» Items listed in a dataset
<<<<

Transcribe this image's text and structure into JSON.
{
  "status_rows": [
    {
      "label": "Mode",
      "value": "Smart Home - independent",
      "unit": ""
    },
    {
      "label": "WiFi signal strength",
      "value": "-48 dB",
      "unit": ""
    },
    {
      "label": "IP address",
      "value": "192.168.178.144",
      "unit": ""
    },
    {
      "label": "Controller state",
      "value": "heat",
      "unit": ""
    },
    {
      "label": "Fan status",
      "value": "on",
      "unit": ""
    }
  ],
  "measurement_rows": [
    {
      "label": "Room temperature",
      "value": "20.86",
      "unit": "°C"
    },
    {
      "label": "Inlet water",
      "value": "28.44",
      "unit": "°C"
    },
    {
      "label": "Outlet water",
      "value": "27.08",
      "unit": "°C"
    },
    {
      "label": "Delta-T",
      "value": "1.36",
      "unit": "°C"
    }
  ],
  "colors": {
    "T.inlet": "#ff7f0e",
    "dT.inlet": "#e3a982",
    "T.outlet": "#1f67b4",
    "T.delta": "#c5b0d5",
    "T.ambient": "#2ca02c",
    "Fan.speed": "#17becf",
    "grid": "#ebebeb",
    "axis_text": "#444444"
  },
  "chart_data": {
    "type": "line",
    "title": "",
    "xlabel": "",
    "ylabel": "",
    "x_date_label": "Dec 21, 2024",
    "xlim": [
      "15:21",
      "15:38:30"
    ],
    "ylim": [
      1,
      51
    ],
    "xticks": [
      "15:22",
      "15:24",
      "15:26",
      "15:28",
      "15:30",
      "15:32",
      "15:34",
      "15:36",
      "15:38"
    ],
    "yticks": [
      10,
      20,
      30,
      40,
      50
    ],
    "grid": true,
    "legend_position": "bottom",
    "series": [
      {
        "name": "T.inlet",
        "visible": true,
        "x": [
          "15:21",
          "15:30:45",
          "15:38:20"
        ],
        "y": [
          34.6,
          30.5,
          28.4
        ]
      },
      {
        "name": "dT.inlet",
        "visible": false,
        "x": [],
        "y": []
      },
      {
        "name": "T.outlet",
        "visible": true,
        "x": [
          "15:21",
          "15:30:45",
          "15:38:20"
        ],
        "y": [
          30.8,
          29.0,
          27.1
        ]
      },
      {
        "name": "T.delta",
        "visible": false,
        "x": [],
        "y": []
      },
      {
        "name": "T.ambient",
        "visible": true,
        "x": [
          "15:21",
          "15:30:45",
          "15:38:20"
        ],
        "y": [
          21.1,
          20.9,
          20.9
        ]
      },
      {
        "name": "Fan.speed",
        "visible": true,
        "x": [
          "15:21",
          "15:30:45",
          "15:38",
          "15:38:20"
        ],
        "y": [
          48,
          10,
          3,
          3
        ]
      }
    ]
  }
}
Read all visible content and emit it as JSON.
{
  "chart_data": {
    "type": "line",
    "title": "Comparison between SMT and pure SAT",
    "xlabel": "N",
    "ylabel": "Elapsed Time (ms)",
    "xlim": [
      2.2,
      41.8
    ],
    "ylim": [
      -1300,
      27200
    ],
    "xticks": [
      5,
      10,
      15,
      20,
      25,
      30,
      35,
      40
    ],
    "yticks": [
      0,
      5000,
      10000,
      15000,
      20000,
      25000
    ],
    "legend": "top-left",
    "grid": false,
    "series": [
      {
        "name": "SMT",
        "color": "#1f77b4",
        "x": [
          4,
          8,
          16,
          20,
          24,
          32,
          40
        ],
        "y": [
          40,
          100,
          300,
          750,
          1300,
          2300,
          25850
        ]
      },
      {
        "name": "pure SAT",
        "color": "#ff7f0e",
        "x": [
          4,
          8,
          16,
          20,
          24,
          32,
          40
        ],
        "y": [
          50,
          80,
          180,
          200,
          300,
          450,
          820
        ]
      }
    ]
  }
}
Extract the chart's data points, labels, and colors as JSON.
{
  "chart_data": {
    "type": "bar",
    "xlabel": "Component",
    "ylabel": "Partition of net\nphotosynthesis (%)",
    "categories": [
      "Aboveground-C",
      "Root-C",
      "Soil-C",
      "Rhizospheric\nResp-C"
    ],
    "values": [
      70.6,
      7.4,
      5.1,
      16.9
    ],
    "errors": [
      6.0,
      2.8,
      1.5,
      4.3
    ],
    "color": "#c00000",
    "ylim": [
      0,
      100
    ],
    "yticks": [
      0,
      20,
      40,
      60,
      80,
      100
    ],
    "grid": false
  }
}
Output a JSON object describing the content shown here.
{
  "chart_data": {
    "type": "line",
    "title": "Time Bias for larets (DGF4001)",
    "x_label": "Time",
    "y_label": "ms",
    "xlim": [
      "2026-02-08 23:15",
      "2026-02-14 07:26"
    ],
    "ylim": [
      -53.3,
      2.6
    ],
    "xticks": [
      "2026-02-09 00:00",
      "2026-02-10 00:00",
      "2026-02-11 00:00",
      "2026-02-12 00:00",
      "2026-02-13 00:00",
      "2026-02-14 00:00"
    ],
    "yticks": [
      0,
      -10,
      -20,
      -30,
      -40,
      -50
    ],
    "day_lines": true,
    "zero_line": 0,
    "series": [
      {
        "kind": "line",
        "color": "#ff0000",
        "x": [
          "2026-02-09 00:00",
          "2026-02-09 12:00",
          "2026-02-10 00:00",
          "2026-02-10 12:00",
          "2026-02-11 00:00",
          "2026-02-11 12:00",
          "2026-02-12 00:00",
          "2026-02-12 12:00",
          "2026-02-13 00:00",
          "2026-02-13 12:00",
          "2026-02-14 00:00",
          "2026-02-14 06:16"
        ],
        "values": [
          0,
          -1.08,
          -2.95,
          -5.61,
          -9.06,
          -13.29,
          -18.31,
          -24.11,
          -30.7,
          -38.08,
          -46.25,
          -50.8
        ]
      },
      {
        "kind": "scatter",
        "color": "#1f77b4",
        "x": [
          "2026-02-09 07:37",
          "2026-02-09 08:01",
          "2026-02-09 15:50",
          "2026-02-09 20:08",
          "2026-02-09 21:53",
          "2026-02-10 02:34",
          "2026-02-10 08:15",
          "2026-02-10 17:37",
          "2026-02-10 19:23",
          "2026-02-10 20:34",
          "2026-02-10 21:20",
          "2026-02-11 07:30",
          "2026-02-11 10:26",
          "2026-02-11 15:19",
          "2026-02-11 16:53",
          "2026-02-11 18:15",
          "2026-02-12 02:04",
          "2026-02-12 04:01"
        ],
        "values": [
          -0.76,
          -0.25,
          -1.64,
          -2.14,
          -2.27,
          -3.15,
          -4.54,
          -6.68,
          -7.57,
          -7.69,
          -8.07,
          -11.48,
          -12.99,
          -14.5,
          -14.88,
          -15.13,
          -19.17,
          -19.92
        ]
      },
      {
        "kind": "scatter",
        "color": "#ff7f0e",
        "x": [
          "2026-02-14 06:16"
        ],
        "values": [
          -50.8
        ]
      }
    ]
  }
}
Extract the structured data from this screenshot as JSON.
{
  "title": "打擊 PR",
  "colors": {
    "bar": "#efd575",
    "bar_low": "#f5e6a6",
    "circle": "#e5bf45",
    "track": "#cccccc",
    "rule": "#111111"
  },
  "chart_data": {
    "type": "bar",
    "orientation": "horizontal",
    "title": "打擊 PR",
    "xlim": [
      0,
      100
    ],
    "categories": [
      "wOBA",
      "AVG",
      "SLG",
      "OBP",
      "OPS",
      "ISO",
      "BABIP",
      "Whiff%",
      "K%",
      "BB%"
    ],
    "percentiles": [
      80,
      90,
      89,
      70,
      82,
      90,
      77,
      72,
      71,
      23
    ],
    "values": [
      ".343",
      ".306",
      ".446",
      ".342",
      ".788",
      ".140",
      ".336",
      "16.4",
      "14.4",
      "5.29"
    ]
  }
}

>>>>

» YOUR TASK
Above are some records. Count the lines among them with the word "title", and answer with the number only.

» EXPECTED ANSWER
5